[Start]
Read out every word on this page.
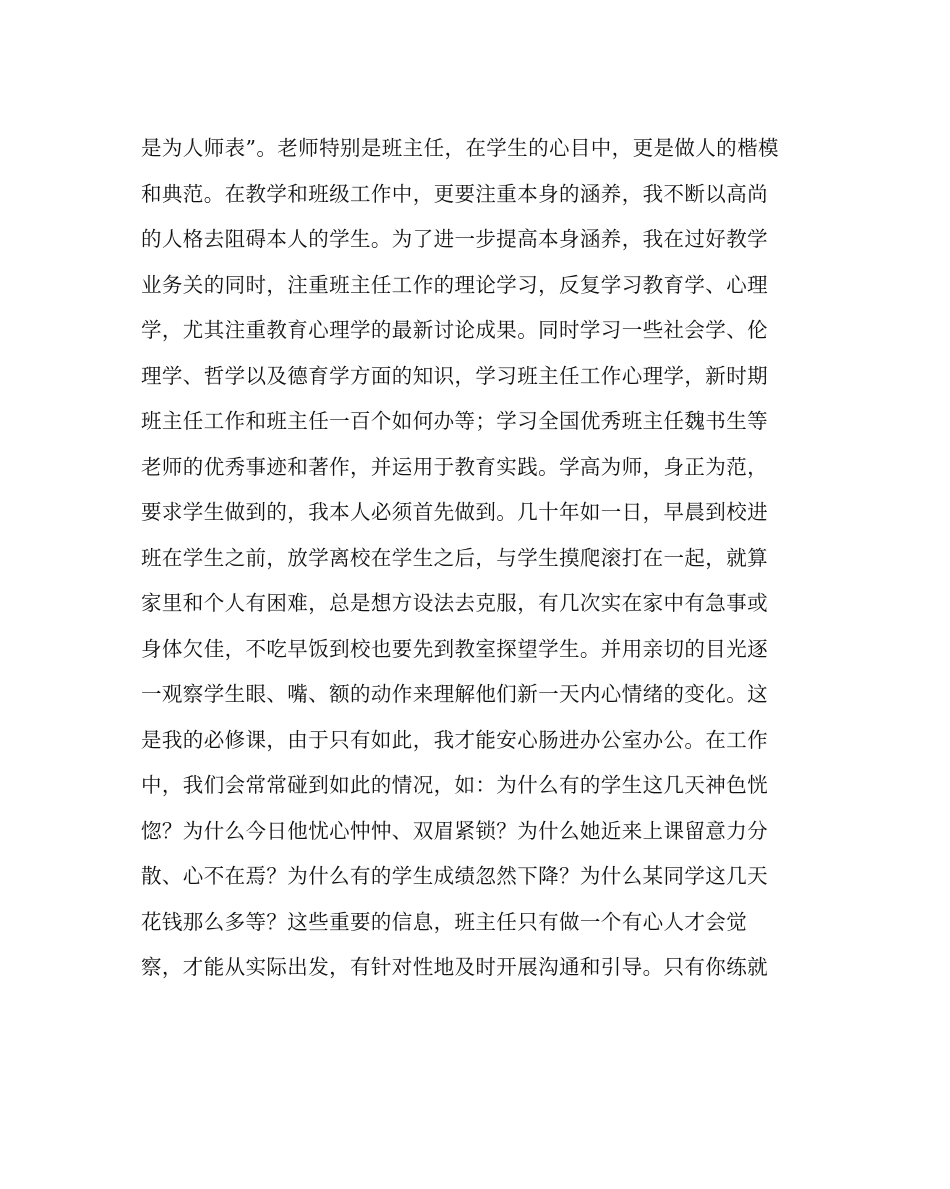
是为人师表”。老师特别是班主任，在学生的心目中，更是做人的楷模
和典范。在教学和班级工作中，更要注重本身的涵养，我不断以高尚
的人格去阻碍本人的学生。为了进一步提高本身涵养，我在过好教学
业务关的同时，注重班主任工作的理论学习，反复学习教育学、心理
学，尤其注重教育心理学的最新讨论成果。同时学习一些社会学、伦
理学、哲学以及德育学方面的知识，学习班主任工作心理学，新时期
班主任工作和班主任一百个如何办等；学习全国优秀班主任魏书生等
老师的优秀事迹和著作，并运用于教育实践。学高为师，身正为范，
要求学生做到的，我本人必须首先做到。几十年如一日，早晨到校进
班在学生之前，放学离校在学生之后，与学生摸爬滚打在一起，就算
家里和个人有困难，总是想方设法去克服，有几次实在家中有急事或
身体欠佳，不吃早饭到校也要先到教室探望学生。并用亲切的目光逐
一观察学生眼、嘴、额的动作来理解他们新一天内心情绪的变化。这
是我的必修课，由于只有如此，我才能安心肠进办公室办公。在工作
中，我们会常常碰到如此的情况，如：为什么有的学生这几天神色恍
惚？为什么今日他忧心忡忡、双眉紧锁？为什么她近来上课留意力分
散、心不在焉？为什么有的学生成绩忽然下降？为什么某同学这几天
花钱那么多等？这些重要的信息，班主任只有做一个有心人才会觉
察，才能从实际出发，有针对性地及时开展沟通和引导。只有你练就
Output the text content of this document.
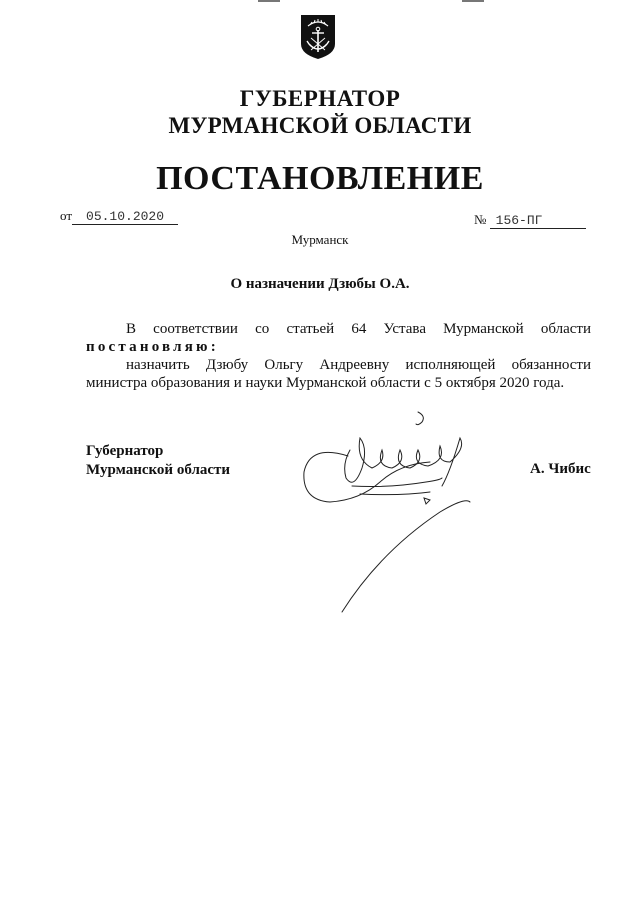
ГУБЕРНАТОР
МУРМАНСКОЙ ОБЛАСТИ
ПОСТАНОВЛЕНИЕ
от 05.10.2020	№ 156-ПГ
Мурманск
О назначении Дзюбы О.А.
В соответствии со статьей 64 Устава Мурманской области
постановляю:
назначить Дзюбу Ольгу Андреевну исполняющей обязанности министра образования и науки Мурманской области с 5 октября 2020 года.
Губернатор
Мурманской области	А. Чибис
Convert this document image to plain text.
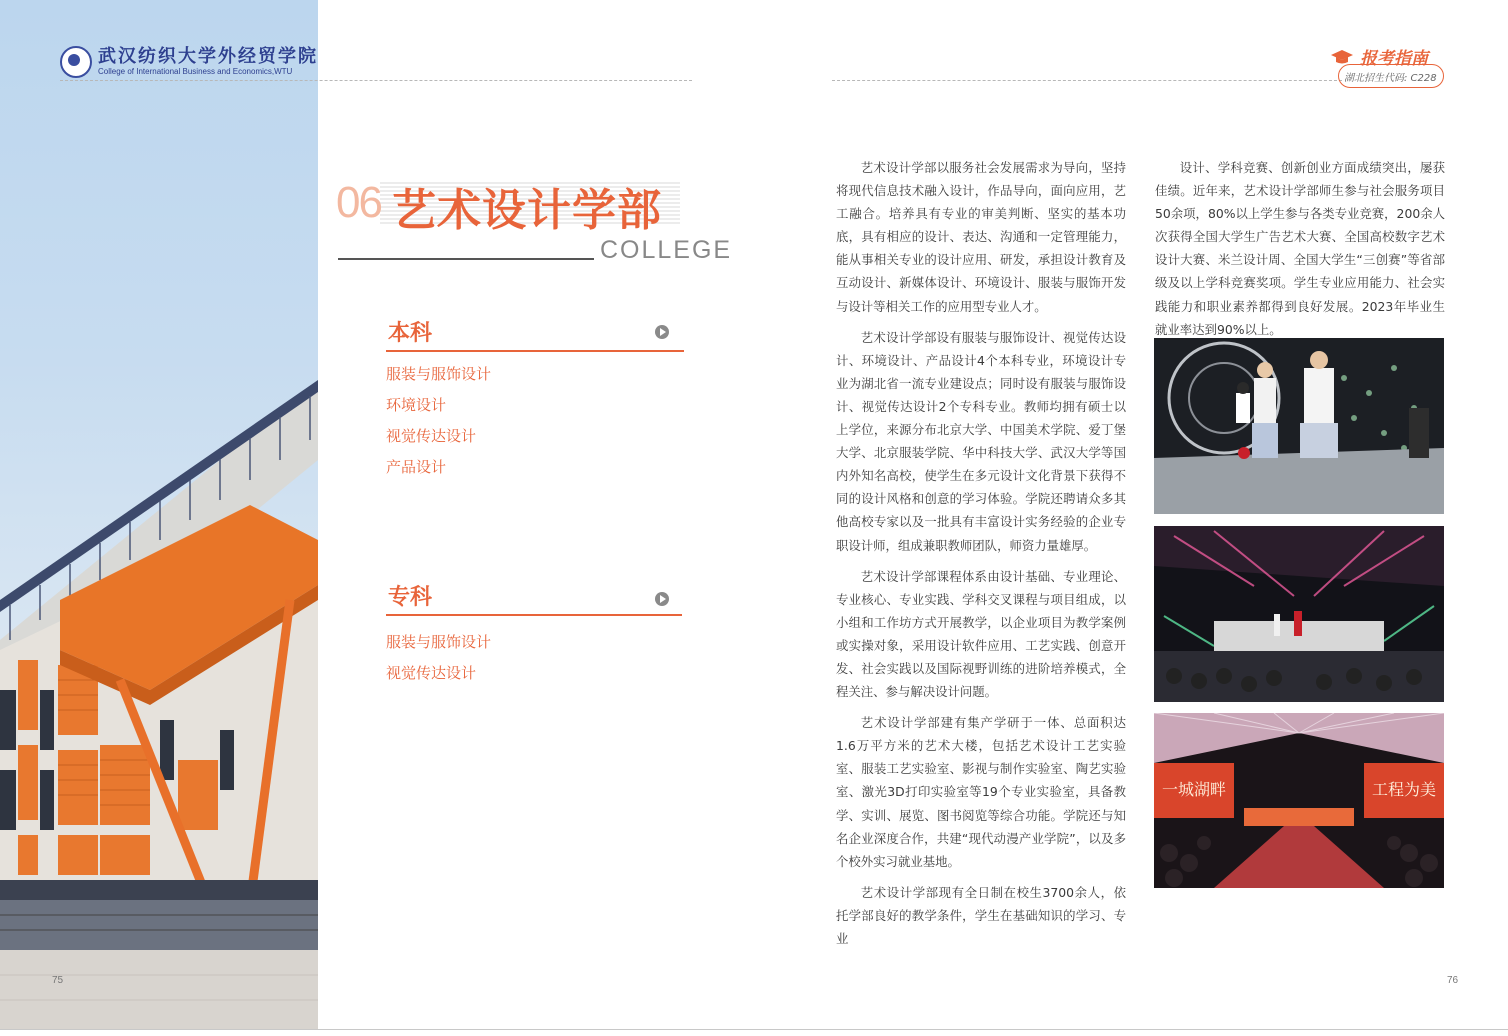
武汉纺织大学外经贸学院
College of International Business and Economics,WTU
06 艺术设计学部
COLLEGE
本科
服装与服饰设计
环境设计
视觉传达设计
产品设计
专科
服装与服饰设计
视觉传达设计
75
报考指南
湖北招生代码: C228

艺术设计学部以服务社会发展需求为导向，坚持将现代信息技术融入设计，作品导向，面向应用，艺工融合。培养具有专业的审美判断、坚实的基本功底，具有相应的设计、表达、沟通和一定管理能力，能从事相关专业的设计应用、研发，承担设计教育及互动设计、新媒体设计、环境设计、服装与服饰开发与设计等相关工作的应用型专业人才。

艺术设计学部设有服装与服饰设计、视觉传达设计、环境设计、产品设计4个本科专业，环境设计专业为湖北省一流专业建设点；同时设有服装与服饰设计、视觉传达设计2个专科专业。教师均拥有硕士以上学位，来源分布北京大学、中国美术学院、爱丁堡大学、北京服装学院、华中科技大学、武汉大学等国内外知名高校，使学生在多元设计文化背景下获得不同的设计风格和创意的学习体验。学院还聘请众多其他高校专家以及一批具有丰富设计实务经验的企业专职设计师，组成兼职教师团队，师资力量雄厚。

艺术设计学部课程体系由设计基础、专业理论、专业核心、专业实践、学科交叉课程与项目组成，以小组和工作坊方式开展教学，以企业项目为教学案例或实操对象，采用设计软件应用、工艺实践、创意开发、社会实践以及国际视野训练的进阶培养模式，全程关注、参与解决设计问题。

艺术设计学部建有集产学研于一体、总面积达1.6万平方米的艺术大楼，包括艺术设计工艺实验室、服装工艺实验室、影视与制作实验室、陶艺实验室、激光3D打印实验室等19个专业实验室，具备教学、实训、展览、图书阅览等综合功能。学院还与知名企业深度合作，共建“现代动漫产业学院”，以及多个校外实习就业基地。

艺术设计学部现有全日制在校生3700余人，依托学部良好的教学条件，学生在基础知识的学习、专业

设计、学科竞赛、创新创业方面成绩突出，屡获佳绩。近年来，艺术设计学部师生参与社会服务项目50余项，80%以上学生参与各类专业竞赛，200余人次获得全国大学生广告艺术大赛、全国高校数字艺术设计大赛、米兰设计周、全国大学生“三创赛”等省部级及以上学科竞赛奖项。学生专业应用能力、社会实践能力和职业素养都得到良好发展。2023年毕业生就业率达到90%以上。

一城湖畔	工程为美
76
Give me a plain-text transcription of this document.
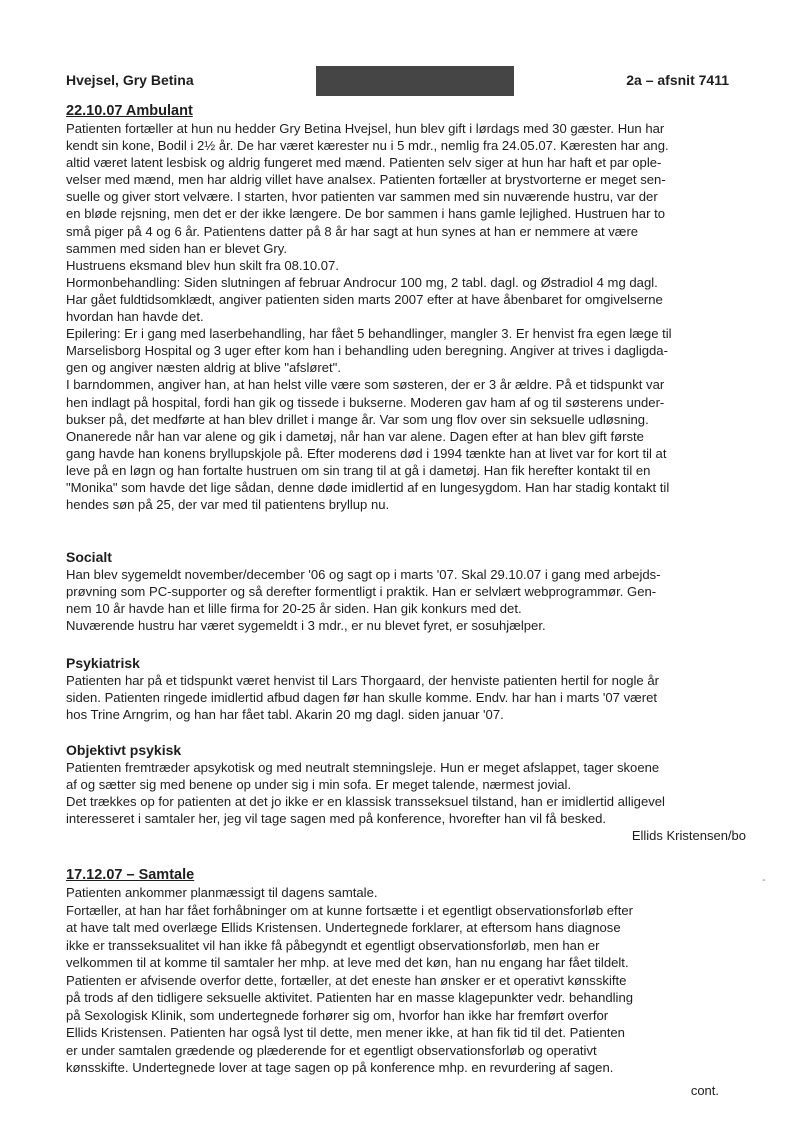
Hvejsel, Gry Betina	2a – afsnit 7411

22.10.07 Ambulant

Patienten fortæller at hun nu hedder Gry Betina Hvejsel, hun blev gift i lørdags med 30 gæster. Hun har
kendt sin kone, Bodil i 2½ år. De har været kærester nu i 5 mdr., nemlig fra 24.05.07. Kæresten har ang.
altid været latent lesbisk og aldrig fungeret med mænd. Patienten selv siger at hun har haft et par ople-
velser med mænd, men har aldrig villet have analsex. Patienten fortæller at brystvorterne er meget sen-
suelle og giver stort velvære. I starten, hvor patienten var sammen med sin nuværende hustru, var der
en bløde rejsning, men det er der ikke længere. De bor sammen i hans gamle lejlighed. Hustruen har to
små piger på 4 og 6 år. Patientens datter på 8 år har sagt at hun synes at han er nemmere at være
sammen med siden han er blevet Gry.

Hustruens eksmand blev hun skilt fra 08.10.07.

Hormonbehandling: Siden slutningen af februar Androcur 100 mg, 2 tabl. dagl. og Østradiol 4 mg dagl.
Har gået fuldtidsomklædt, angiver patienten siden marts 2007 efter at have åbenbaret for omgivelserne
hvordan han havde det.

Epilering: Er i gang med laserbehandling, har fået 5 behandlinger, mangler 3. Er henvist fra egen læge til
Marselisborg Hospital og 3 uger efter kom han i behandling uden beregning. Angiver at trives i dagligda-
gen og angiver næsten aldrig at blive "afsløret".

I barndommen, angiver han, at han helst ville være som søsteren, der er 3 år ældre. På et tidspunkt var
hen indlagt på hospital, fordi han gik og tissede i bukserne. Moderen gav ham af og til søsterens under-
bukser på, det medførte at han blev drillet i mange år. Var som ung flov over sin seksuelle udløsning.
Onanerede når han var alene og gik i dametøj, når han var alene. Dagen efter at han blev gift første
gang havde han konens bryllupskjole på. Efter moderens død i 1994 tænkte han at livet var for kort til at
leve på en løgn og han fortalte hustruen om sin trang til at gå i dametøj. Han fik herefter kontakt til en
"Monika" som havde det lige sådan, denne døde imidlertid af en lungesygdom. Han har stadig kontakt til
hendes søn på 25, der var med til patientens bryllup nu.

Socialt

Han blev sygemeldt november/december '06 og sagt op i marts '07. Skal 29.10.07 i gang med arbejds-
prøvning som PC-supporter og så derefter formentligt i praktik. Han er selvlært webprogrammør. Gen-
nem 10 år havde han et lille firma for 20-25 år siden. Han gik konkurs med det.
Nuværende hustru har været sygemeldt i 3 mdr., er nu blevet fyret, er sosuhjælper.

Psykiatrisk

Patienten har på et tidspunkt været henvist til Lars Thorgaard, der henviste patienten hertil for nogle år
siden. Patienten ringede imidlertid afbud dagen før han skulle komme. Endv. har han i marts '07 været
hos Trine Arngrim, og han har fået tabl. Akarin 20 mg dagl. siden januar '07.

Objektivt psykisk

Patienten fremtræder apsykotisk og med neutralt stemningsleje. Hun er meget afslappet, tager skoene
af og sætter sig med benene op under sig i min sofa. Er meget talende, nærmest jovial.
Det trækkes op for patienten at det jo ikke er en klassisk transseksuel tilstand, han er imidlertid alligevel
interesseret i samtaler her, jeg vil tage sagen med på konference, hvorefter han vil få besked.

Ellids Kristensen/bo

-

17.12.07 – Samtale

Patienten ankommer planmæssigt til dagens samtale.
Fortæller, at han har fået forhåbninger om at kunne fortsætte i et egentligt observationsforløb efter
at have talt med overlæge Ellids Kristensen. Undertegnede forklarer, at eftersom hans diagnose
ikke er transseksualitet vil han ikke få påbegyndt et egentligt observationsforløb, men han er
velkommen til at komme til samtaler her mhp. at leve med det køn, han nu engang har fået tildelt.
Patienten er afvisende overfor dette, fortæller, at det eneste han ønsker er et operativt kønsskifte
på trods af den tidligere seksuelle aktivitet. Patienten har en masse klagepunkter vedr. behandling
på Sexologisk Klinik, som undertegnede forhører sig om, hvorfor han ikke har fremført overfor
Ellids Kristensen. Patienten har også lyst til dette, men mener ikke, at han fik tid til det. Patienten
er under samtalen grædende og plæderende for et egentligt observationsforløb og operativt
kønsskifte. Undertegnede lover at tage sagen op på konference mhp. en revurdering af sagen.

cont.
[End]
▶ [Description of the task]: Say, as a bare number, how many lines in the entries above include the string "Ellids".

▶ [Exercise result]: 3